**Required task:** Copy the material below character for character, keeping every line as it stands.

**Provided records:**
>>

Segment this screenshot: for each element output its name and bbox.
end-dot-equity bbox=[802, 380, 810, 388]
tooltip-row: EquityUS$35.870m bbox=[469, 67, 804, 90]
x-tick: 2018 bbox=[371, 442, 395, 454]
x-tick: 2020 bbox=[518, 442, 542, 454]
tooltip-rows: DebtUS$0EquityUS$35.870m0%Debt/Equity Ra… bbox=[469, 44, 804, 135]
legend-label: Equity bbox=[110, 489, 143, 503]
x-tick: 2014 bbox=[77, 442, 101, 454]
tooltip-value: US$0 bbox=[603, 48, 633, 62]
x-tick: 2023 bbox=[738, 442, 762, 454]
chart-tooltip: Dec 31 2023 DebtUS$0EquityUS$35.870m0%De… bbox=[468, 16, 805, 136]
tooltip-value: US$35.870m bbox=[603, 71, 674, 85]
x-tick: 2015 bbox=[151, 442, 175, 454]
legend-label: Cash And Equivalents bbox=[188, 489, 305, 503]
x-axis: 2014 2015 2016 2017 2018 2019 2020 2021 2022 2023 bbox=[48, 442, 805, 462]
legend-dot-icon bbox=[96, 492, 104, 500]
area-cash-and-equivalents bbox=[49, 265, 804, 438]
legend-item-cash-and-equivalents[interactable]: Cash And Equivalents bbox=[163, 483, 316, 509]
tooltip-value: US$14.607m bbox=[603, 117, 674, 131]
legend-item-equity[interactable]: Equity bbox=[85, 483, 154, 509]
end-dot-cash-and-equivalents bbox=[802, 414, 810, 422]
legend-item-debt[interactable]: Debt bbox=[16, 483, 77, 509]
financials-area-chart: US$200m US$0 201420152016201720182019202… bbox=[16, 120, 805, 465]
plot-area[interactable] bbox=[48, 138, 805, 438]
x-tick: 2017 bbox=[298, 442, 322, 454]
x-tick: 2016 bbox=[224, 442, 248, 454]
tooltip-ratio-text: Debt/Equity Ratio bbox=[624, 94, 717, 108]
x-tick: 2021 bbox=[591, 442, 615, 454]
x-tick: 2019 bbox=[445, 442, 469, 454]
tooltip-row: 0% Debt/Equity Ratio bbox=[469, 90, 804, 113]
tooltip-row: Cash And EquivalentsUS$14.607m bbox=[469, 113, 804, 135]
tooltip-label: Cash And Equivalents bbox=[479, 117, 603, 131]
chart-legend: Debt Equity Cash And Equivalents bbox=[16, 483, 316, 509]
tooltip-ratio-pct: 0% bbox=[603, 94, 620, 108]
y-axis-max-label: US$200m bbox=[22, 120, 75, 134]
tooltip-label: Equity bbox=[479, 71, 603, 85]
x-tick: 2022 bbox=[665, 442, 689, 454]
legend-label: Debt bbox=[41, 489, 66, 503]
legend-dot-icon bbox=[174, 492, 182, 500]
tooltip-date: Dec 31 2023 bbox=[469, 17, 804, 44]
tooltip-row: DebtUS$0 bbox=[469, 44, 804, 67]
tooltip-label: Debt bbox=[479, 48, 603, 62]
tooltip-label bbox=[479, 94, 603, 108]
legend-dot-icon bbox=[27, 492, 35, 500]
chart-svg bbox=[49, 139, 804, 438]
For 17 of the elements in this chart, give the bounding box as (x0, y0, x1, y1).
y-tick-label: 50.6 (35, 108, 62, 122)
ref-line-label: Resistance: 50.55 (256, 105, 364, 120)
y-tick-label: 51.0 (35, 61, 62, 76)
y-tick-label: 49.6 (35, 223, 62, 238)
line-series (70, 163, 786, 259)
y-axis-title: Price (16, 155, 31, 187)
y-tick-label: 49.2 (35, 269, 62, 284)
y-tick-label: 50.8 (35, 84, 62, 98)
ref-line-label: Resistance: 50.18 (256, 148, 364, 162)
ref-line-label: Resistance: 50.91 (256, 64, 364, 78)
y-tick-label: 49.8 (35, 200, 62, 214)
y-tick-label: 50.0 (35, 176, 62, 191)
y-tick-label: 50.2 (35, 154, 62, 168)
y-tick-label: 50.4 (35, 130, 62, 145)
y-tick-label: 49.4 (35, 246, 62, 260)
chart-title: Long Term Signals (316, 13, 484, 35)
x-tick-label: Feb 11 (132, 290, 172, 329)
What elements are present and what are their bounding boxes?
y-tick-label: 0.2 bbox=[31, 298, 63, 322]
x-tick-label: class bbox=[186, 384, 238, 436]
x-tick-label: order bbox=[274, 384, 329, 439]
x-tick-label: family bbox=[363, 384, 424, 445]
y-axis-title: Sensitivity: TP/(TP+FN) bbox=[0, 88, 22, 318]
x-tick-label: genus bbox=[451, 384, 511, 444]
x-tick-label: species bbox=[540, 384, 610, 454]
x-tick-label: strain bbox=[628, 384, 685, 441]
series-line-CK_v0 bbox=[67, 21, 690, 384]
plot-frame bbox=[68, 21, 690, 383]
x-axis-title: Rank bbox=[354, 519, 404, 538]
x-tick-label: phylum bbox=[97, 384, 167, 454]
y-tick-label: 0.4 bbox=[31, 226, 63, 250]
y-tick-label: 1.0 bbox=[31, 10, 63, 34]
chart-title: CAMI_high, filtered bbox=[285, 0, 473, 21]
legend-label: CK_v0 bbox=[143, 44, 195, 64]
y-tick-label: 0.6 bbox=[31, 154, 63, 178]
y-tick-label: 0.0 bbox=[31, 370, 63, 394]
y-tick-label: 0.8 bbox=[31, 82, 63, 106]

<<

**Exercise answer:**
Segment this screenshot: for each element output its name and bbox.
end-dot-equity bbox=[802, 380, 810, 388]
tooltip-row: EquityUS$35.870m bbox=[469, 67, 804, 90]
x-tick: 2018 bbox=[371, 442, 395, 454]
x-tick: 2020 bbox=[518, 442, 542, 454]
tooltip-rows: DebtUS$0EquityUS$35.870m0%Debt/Equity Ra… bbox=[469, 44, 804, 135]
legend-label: Equity bbox=[110, 489, 143, 503]
x-tick: 2014 bbox=[77, 442, 101, 454]
tooltip-value: US$0 bbox=[603, 48, 633, 62]
x-tick: 2023 bbox=[738, 442, 762, 454]
chart-tooltip: Dec 31 2023 DebtUS$0EquityUS$35.870m0%De… bbox=[468, 16, 805, 136]
tooltip-value: US$35.870m bbox=[603, 71, 674, 85]
x-tick: 2015 bbox=[151, 442, 175, 454]
legend-label: Cash And Equivalents bbox=[188, 489, 305, 503]
x-axis: 2014 2015 2016 2017 2018 2019 2020 2021 2022 2023 bbox=[48, 442, 805, 462]
legend-dot-icon bbox=[96, 492, 104, 500]
area-cash-and-equivalents bbox=[49, 265, 804, 438]
legend-item-cash-and-equivalents[interactable]: Cash And Equivalents bbox=[163, 483, 316, 509]
tooltip-value: US$14.607m bbox=[603, 117, 674, 131]
legend-item-equity[interactable]: Equity bbox=[85, 483, 154, 509]
end-dot-cash-and-equivalents bbox=[802, 414, 810, 422]
legend-item-debt[interactable]: Debt bbox=[16, 483, 77, 509]
financials-area-chart: US$200m US$0 201420152016201720182019202… bbox=[16, 120, 805, 465]
plot-area[interactable] bbox=[48, 138, 805, 438]
x-tick: 2017 bbox=[298, 442, 322, 454]
x-tick: 2016 bbox=[224, 442, 248, 454]
tooltip-ratio-text: Debt/Equity Ratio bbox=[624, 94, 717, 108]
x-tick: 2021 bbox=[591, 442, 615, 454]
x-tick: 2019 bbox=[445, 442, 469, 454]
tooltip-row: 0% Debt/Equity Ratio bbox=[469, 90, 804, 113]
tooltip-row: Cash And EquivalentsUS$14.607m bbox=[469, 113, 804, 135]
tooltip-label: Cash And Equivalents bbox=[479, 117, 603, 131]
chart-legend: Debt Equity Cash And Equivalents bbox=[16, 483, 316, 509]
tooltip-ratio-pct: 0% bbox=[603, 94, 620, 108]
y-axis-max-label: US$200m bbox=[22, 120, 75, 134]
tooltip-label: Equity bbox=[479, 71, 603, 85]
x-tick: 2022 bbox=[665, 442, 689, 454]
legend-label: Debt bbox=[41, 489, 66, 503]
legend-dot-icon bbox=[174, 492, 182, 500]
tooltip-date: Dec 31 2023 bbox=[469, 17, 804, 44]
tooltip-row: DebtUS$0 bbox=[469, 44, 804, 67]
tooltip-label: Debt bbox=[479, 48, 603, 62]
tooltip-label bbox=[479, 94, 603, 108]
legend-dot-icon bbox=[27, 492, 35, 500]
chart-svg bbox=[49, 139, 804, 438]
For 17 of the elements in this chart, give the bounding box as (x0, y0, x1, y1).
y-tick-label: 50.6 (35, 108, 62, 122)
ref-line-label: Resistance: 50.55 (256, 105, 364, 120)
y-tick-label: 51.0 (35, 61, 62, 76)
y-tick-label: 49.6 (35, 223, 62, 238)
line-series (70, 163, 786, 259)
y-axis-title: Price (16, 155, 31, 187)
y-tick-label: 49.2 (35, 269, 62, 284)
y-tick-label: 50.8 (35, 84, 62, 98)
ref-line-label: Resistance: 50.18 (256, 148, 364, 162)
ref-line-label: Resistance: 50.91 (256, 64, 364, 78)
y-tick-label: 49.8 (35, 200, 62, 214)
y-tick-label: 50.0 (35, 176, 62, 191)
y-tick-label: 50.2 (35, 154, 62, 168)
y-tick-label: 50.4 (35, 130, 62, 145)
y-tick-label: 49.4 (35, 246, 62, 260)
chart-title: Long Term Signals (316, 13, 484, 35)
x-tick-label: Feb 11 (132, 290, 172, 329)
What elements are present and what are their bounding boxes?
y-tick-label: 0.2 bbox=[31, 298, 63, 322]
x-tick-label: class bbox=[186, 384, 238, 436]
x-tick-label: order bbox=[274, 384, 329, 439]
x-tick-label: family bbox=[363, 384, 424, 445]
y-axis-title: Sensitivity: TP/(TP+FN) bbox=[0, 88, 22, 318]
x-tick-label: genus bbox=[451, 384, 511, 444]
x-tick-label: species bbox=[540, 384, 610, 454]
x-tick-label: strain bbox=[628, 384, 685, 441]
series-line-CK_v0 bbox=[67, 21, 690, 384]
plot-frame bbox=[68, 21, 690, 383]
x-axis-title: Rank bbox=[354, 519, 404, 538]
x-tick-label: phylum bbox=[97, 384, 167, 454]
y-tick-label: 0.4 bbox=[31, 226, 63, 250]
y-tick-label: 1.0 bbox=[31, 10, 63, 34]
chart-title: CAMI_high, filtered bbox=[285, 0, 473, 21]
legend-label: CK_v0 bbox=[143, 44, 195, 64]
y-tick-label: 0.6 bbox=[31, 154, 63, 178]
y-tick-label: 0.0 bbox=[31, 370, 63, 394]
y-tick-label: 0.8 bbox=[31, 82, 63, 106]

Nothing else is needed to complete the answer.